------ Records supplied

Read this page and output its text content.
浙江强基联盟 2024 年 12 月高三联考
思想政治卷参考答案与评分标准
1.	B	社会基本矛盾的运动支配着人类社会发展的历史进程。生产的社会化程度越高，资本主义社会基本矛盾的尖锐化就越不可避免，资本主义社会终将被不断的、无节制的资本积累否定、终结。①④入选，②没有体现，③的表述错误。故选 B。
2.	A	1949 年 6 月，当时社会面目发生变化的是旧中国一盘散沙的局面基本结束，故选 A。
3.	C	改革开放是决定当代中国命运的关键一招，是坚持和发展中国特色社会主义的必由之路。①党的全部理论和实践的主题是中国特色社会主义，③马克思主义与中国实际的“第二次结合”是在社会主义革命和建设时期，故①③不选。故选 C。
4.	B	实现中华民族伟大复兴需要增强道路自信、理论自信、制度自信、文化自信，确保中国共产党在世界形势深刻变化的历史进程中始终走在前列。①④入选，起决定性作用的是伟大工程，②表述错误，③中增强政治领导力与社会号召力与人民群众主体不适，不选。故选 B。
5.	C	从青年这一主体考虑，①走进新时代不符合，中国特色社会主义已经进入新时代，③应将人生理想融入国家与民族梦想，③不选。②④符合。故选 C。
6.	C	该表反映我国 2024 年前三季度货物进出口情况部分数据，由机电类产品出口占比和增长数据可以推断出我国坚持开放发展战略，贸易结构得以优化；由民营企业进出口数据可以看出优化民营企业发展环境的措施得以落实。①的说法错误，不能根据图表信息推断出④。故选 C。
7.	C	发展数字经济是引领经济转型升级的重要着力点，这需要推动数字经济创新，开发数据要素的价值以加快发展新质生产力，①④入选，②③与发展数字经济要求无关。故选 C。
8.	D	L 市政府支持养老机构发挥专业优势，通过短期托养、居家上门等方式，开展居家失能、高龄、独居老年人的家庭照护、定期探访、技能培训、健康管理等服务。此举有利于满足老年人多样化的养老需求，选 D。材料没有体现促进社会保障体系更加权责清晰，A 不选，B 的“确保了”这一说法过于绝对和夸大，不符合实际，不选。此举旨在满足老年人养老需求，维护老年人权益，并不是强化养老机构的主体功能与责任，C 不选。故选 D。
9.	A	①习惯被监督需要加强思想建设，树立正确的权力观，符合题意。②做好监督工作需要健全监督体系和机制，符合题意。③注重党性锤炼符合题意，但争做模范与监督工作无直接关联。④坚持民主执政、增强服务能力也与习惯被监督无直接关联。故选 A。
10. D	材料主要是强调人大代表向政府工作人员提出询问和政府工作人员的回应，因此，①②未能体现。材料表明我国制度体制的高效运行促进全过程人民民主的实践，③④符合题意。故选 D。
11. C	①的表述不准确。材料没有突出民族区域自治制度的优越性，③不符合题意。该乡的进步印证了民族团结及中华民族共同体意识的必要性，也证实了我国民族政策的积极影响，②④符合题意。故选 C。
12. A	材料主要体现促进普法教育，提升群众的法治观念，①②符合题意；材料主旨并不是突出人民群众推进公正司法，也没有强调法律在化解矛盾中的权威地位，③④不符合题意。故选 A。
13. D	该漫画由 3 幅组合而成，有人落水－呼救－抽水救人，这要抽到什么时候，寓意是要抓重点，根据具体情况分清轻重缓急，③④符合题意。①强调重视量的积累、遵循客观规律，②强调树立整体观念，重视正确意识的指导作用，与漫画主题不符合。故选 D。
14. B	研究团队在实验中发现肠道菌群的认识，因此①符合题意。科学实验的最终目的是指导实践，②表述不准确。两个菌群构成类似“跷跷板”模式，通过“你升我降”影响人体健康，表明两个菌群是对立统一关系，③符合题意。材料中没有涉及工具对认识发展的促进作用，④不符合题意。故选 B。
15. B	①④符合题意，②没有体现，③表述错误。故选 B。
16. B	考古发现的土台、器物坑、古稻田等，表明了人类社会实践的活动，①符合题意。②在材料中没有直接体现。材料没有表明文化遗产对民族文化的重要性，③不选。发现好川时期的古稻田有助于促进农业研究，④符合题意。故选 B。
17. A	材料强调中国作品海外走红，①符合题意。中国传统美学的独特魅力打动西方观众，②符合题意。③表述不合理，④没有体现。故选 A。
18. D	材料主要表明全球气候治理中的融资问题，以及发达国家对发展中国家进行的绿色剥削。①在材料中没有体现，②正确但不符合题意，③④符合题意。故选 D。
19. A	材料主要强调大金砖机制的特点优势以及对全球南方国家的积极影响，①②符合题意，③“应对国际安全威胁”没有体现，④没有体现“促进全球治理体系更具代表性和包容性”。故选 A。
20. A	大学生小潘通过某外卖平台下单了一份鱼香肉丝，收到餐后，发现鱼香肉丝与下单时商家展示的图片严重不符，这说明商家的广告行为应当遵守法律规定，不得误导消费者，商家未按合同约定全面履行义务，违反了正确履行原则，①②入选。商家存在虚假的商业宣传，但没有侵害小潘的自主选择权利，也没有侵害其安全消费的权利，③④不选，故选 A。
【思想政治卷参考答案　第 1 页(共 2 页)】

------------

**Problem details:** From the preceding material, extract every line exactly.

**Task result:**
Read this page and output its text content.
浙江强基联盟 2024 年 12 月高三联考
思想政治卷参考答案与评分标准
1.	B	社会基本矛盾的运动支配着人类社会发展的历史进程。生产的社会化程度越高，资本主义社会基本矛盾的尖锐化就越不可避免，资本主义社会终将被不断的、无节制的资本积累否定、终结。①④入选，②没有体现，③的表述错误。故选 B。
2.	A	1949 年 6 月，当时社会面目发生变化的是旧中国一盘散沙的局面基本结束，故选 A。
3.	C	改革开放是决定当代中国命运的关键一招，是坚持和发展中国特色社会主义的必由之路。①党的全部理论和实践的主题是中国特色社会主义，③马克思主义与中国实际的“第二次结合”是在社会主义革命和建设时期，故①③不选。故选 C。
4.	B	实现中华民族伟大复兴需要增强道路自信、理论自信、制度自信、文化自信，确保中国共产党在世界形势深刻变化的历史进程中始终走在前列。①④入选，起决定性作用的是伟大工程，②表述错误，③中增强政治领导力与社会号召力与人民群众主体不适，不选。故选 B。
5.	C	从青年这一主体考虑，①走进新时代不符合，中国特色社会主义已经进入新时代，③应将人生理想融入国家与民族梦想，③不选。②④符合。故选 C。
6.	C	该表反映我国 2024 年前三季度货物进出口情况部分数据，由机电类产品出口占比和增长数据可以推断出我国坚持开放发展战略，贸易结构得以优化；由民营企业进出口数据可以看出优化民营企业发展环境的措施得以落实。①的说法错误，不能根据图表信息推断出④。故选 C。
7.	C	发展数字经济是引领经济转型升级的重要着力点，这需要推动数字经济创新，开发数据要素的价值以加快发展新质生产力，①④入选，②③与发展数字经济要求无关。故选 C。
8.	D	L 市政府支持养老机构发挥专业优势，通过短期托养、居家上门等方式，开展居家失能、高龄、独居老年人的家庭照护、定期探访、技能培训、健康管理等服务。此举有利于满足老年人多样化的养老需求，选 D。材料没有体现促进社会保障体系更加权责清晰，A 不选，B 的“确保了”这一说法过于绝对和夸大，不符合实际，不选。此举旨在满足老年人养老需求，维护老年人权益，并不是强化养老机构的主体功能与责任，C 不选。故选 D。
9.	A	①习惯被监督需要加强思想建设，树立正确的权力观，符合题意。②做好监督工作需要健全监督体系和机制，符合题意。③注重党性锤炼符合题意，但争做模范与监督工作无直接关联。④坚持民主执政、增强服务能力也与习惯被监督无直接关联。故选 A。
10. D	材料主要是强调人大代表向政府工作人员提出询问和政府工作人员的回应，因此，①②未能体现。材料表明我国制度体制的高效运行促进全过程人民民主的实践，③④符合题意。故选 D。
11. C	①的表述不准确。材料没有突出民族区域自治制度的优越性，③不符合题意。该乡的进步印证了民族团结及中华民族共同体意识的必要性，也证实了我国民族政策的积极影响，②④符合题意。故选 C。
12. A	材料主要体现促进普法教育，提升群众的法治观念，①②符合题意；材料主旨并不是突出人民群众推进公正司法，也没有强调法律在化解矛盾中的权威地位，③④不符合题意。故选 A。
13. D	该漫画由 3 幅组合而成，有人落水－呼救－抽水救人，这要抽到什么时候，寓意是要抓重点，根据具体情况分清轻重缓急，③④符合题意。①强调重视量的积累、遵循客观规律，②强调树立整体观念，重视正确意识的指导作用，与漫画主题不符合。故选 D。
14. B	研究团队在实验中发现肠道菌群的认识，因此①符合题意。科学实验的最终目的是指导实践，②表述不准确。两个菌群构成类似“跷跷板”模式，通过“你升我降”影响人体健康，表明两个菌群是对立统一关系，③符合题意。材料中没有涉及工具对认识发展的促进作用，④不符合题意。故选 B。
15. B	①④符合题意，②没有体现，③表述错误。故选 B。
16. B	考古发现的土台、器物坑、古稻田等，表明了人类社会实践的活动，①符合题意。②在材料中没有直接体现。材料没有表明文化遗产对民族文化的重要性，③不选。发现好川时期的古稻田有助于促进农业研究，④符合题意。故选 B。
17. A	材料强调中国作品海外走红，①符合题意。中国传统美学的独特魅力打动西方观众，②符合题意。③表述不合理，④没有体现。故选 A。
18. D	材料主要表明全球气候治理中的融资问题，以及发达国家对发展中国家进行的绿色剥削。①在材料中没有体现，②正确但不符合题意，③④符合题意。故选 D。
19. A	材料主要强调大金砖机制的特点优势以及对全球南方国家的积极影响，①②符合题意，③“应对国际安全威胁”没有体现，④没有体现“促进全球治理体系更具代表性和包容性”。故选 A。
20. A	大学生小潘通过某外卖平台下单了一份鱼香肉丝，收到餐后，发现鱼香肉丝与下单时商家展示的图片严重不符，这说明商家的广告行为应当遵守法律规定，不得误导消费者，商家未按合同约定全面履行义务，违反了正确履行原则，①②入选。商家存在虚假的商业宣传，但没有侵害小潘的自主选择权利，也没有侵害其安全消费的权利，③④不选，故选 A。
【思想政治卷参考答案　第 1 页(共 2 页)】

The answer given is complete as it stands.